## [EXERCISE REQUIREMENTS]
Answer with one number: how many lines have "Monetary".

Begin STORED ROWS

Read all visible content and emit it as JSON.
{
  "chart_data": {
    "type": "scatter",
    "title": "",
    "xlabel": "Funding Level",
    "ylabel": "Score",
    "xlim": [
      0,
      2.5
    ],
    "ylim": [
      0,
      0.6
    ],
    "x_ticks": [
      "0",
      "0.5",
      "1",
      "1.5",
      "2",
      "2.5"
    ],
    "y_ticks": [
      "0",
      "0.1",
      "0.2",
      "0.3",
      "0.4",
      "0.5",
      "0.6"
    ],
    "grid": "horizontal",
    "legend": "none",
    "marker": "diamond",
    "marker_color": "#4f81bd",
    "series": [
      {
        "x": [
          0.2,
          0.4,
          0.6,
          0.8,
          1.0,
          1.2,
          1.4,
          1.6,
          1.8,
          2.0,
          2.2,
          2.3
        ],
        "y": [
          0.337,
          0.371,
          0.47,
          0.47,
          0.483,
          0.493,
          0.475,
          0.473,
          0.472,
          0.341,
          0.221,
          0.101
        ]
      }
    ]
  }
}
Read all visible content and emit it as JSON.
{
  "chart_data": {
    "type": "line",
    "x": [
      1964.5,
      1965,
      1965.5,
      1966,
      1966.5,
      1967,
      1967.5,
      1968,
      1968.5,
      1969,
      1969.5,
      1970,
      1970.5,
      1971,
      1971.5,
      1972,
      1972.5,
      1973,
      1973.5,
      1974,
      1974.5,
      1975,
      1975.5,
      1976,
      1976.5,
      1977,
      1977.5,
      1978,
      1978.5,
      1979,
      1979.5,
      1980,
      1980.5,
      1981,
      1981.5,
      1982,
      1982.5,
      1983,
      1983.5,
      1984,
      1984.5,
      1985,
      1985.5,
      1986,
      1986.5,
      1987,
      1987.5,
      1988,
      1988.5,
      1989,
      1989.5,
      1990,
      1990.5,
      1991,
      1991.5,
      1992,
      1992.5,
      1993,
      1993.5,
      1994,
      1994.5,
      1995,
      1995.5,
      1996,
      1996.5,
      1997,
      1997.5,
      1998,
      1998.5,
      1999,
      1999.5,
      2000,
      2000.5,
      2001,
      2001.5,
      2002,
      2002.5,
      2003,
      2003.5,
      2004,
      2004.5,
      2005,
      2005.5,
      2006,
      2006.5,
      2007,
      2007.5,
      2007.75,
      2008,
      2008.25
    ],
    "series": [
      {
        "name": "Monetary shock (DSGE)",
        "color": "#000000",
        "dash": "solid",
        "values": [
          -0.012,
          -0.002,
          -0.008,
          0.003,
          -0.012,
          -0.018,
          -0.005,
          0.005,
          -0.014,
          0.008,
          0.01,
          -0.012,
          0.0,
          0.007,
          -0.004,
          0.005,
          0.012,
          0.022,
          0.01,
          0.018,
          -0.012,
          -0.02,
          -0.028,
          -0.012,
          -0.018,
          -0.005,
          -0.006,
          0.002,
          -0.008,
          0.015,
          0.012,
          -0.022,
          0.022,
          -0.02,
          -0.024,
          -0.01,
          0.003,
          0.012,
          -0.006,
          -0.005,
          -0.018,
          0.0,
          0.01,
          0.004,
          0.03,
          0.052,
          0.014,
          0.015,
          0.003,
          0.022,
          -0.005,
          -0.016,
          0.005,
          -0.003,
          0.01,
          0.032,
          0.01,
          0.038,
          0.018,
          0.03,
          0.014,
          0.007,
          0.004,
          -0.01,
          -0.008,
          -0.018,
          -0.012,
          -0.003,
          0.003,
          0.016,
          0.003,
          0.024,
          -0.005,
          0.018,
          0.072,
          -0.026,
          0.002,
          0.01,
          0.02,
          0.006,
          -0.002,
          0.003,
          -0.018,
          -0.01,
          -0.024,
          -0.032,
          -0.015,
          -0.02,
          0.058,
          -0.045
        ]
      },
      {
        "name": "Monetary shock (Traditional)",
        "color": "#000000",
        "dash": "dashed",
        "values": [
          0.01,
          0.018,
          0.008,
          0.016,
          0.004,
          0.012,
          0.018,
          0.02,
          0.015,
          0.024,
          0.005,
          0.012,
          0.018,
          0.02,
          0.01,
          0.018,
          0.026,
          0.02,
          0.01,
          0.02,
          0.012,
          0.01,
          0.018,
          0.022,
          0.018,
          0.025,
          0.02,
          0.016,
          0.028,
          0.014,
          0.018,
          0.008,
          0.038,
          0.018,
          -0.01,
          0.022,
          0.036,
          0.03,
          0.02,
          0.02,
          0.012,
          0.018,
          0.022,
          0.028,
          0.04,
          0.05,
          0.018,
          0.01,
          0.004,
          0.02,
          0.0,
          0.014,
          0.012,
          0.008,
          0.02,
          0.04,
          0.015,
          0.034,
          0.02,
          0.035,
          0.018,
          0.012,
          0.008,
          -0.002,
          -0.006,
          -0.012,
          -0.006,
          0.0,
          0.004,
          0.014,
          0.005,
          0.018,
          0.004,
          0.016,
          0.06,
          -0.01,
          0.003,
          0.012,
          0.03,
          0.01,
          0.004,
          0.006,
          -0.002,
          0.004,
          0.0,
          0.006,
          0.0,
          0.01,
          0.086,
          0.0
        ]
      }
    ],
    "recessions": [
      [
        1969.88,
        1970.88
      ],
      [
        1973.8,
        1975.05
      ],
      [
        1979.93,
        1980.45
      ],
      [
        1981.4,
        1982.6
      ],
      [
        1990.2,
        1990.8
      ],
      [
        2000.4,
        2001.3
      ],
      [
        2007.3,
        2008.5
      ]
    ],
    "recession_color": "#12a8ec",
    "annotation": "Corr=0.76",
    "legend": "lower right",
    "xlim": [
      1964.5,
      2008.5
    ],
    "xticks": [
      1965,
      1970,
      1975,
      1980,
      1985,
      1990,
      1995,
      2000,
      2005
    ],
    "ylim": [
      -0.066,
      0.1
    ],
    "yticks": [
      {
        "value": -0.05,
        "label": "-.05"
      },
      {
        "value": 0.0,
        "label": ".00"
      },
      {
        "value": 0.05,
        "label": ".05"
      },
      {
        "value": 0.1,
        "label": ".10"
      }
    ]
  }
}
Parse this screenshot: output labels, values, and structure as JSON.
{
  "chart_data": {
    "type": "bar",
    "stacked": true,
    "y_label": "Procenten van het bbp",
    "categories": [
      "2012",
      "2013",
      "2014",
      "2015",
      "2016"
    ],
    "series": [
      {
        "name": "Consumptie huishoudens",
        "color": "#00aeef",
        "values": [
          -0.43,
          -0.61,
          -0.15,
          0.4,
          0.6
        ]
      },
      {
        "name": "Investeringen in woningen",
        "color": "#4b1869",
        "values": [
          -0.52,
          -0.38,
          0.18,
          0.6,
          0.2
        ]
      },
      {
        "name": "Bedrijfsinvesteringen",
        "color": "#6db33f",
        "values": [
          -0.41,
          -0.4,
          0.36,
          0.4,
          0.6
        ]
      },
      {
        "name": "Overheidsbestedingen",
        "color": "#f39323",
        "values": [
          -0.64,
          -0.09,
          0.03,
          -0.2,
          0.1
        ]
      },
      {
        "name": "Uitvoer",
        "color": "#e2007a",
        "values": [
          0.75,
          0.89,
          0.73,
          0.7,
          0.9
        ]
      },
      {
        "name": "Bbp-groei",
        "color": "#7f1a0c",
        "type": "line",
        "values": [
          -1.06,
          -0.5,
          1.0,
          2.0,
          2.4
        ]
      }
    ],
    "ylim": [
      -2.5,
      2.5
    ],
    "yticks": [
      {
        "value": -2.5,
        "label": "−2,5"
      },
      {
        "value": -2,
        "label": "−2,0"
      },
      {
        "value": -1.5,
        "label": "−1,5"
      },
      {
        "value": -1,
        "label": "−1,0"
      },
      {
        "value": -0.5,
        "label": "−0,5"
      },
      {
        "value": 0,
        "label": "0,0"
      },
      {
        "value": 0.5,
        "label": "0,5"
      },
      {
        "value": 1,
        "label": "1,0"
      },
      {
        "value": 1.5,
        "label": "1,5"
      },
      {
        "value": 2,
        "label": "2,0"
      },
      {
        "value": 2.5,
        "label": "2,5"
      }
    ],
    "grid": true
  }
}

End STORED ROWS

## [COMPLETE RESPONSE]
2